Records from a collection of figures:
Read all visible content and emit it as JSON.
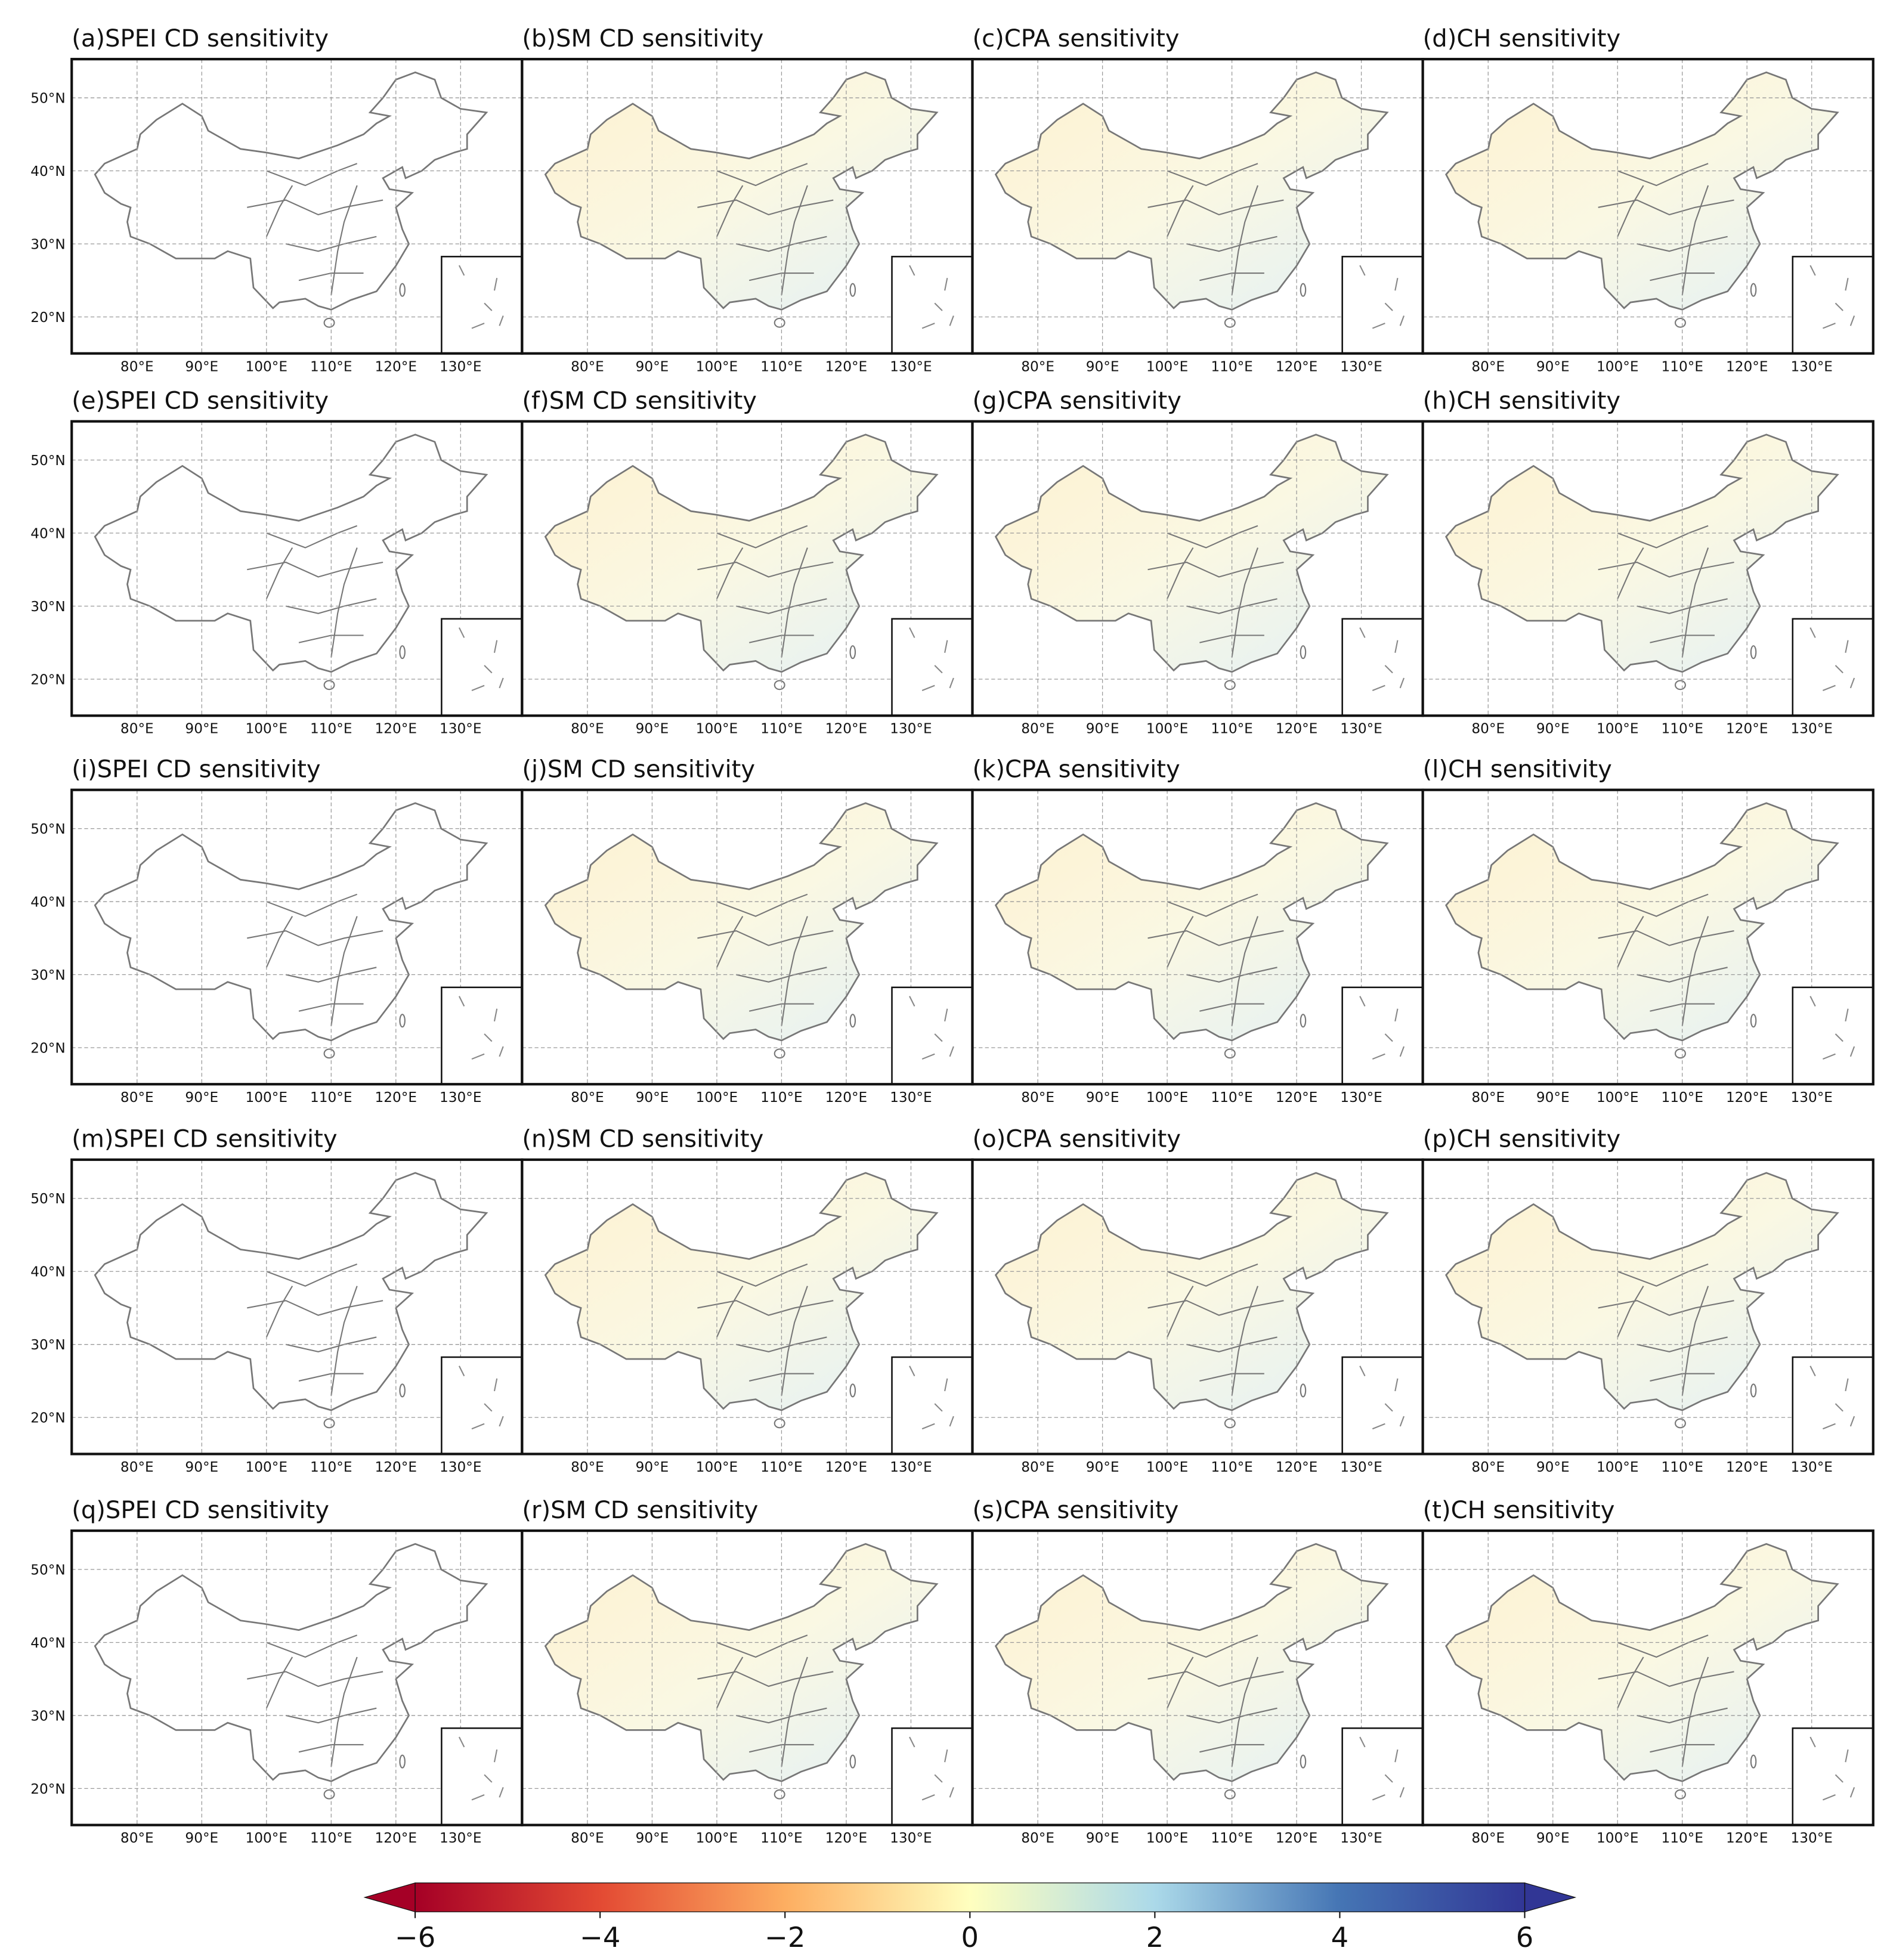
{
  "map": {
    "panels": [
      "(a)SPEI CD sensitivity",
      "(b)SM CD sensitivity",
      "(c)CPA sensitivity",
      "(d)CH sensitivity",
      "(e)SPEI CD sensitivity",
      "(f)SM CD sensitivity",
      "(g)CPA sensitivity",
      "(h)CH sensitivity",
      "(i)SPEI CD sensitivity",
      "(j)SM CD sensitivity",
      "(k)CPA sensitivity",
      "(l)CH sensitivity",
      "(m)SPEI CD sensitivity",
      "(n)SM CD sensitivity",
      "(o)CPA sensitivity",
      "(p)CH sensitivity",
      "(q)SPEI CD sensitivity",
      "(r)SM CD sensitivity",
      "(s)CPA sensitivity",
      "(t)CH sensitivity"
    ],
    "xlim": [
      69.9,
      139.5
    ],
    "ylim": [
      15,
      55.3
    ],
    "xticks": [
      {
        "value": 80,
        "label": "80°E"
      },
      {
        "value": 90,
        "label": "90°E"
      },
      {
        "value": 100,
        "label": "100°E"
      },
      {
        "value": 110,
        "label": "110°E"
      },
      {
        "value": 120,
        "label": "120°E"
      },
      {
        "value": 130,
        "label": "130°E"
      }
    ],
    "yticks": [
      {
        "value": 50,
        "label": "50°N"
      },
      {
        "value": 40,
        "label": "40°N"
      },
      {
        "value": 30,
        "label": "30°N"
      },
      {
        "value": 20,
        "label": "20°N"
      }
    ],
    "colorbar": {
      "lim": [
        -6,
        6
      ],
      "ticks": [
        {
          "value": -6,
          "label": "−6"
        },
        {
          "value": -4,
          "label": "−4"
        },
        {
          "value": -2,
          "label": "−2"
        },
        0,
        2,
        4,
        6
      ],
      "colors": [
        "#a50026",
        "#e34a33",
        "#fdae61",
        "#ffffbf",
        "#abd9e9",
        "#4575b4",
        "#313695"
      ]
    }
  }
}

> _Job_:
Return every line of the preceding records in which the word "SPEI" appears.

> _The solution_:
      "(a)SPEI CD sensitivity",
      "(e)SPEI CD sensitivity",
      "(i)SPEI CD sensitivity",
      "(m)SPEI CD sensitivity",
      "(q)SPEI CD sensitivity",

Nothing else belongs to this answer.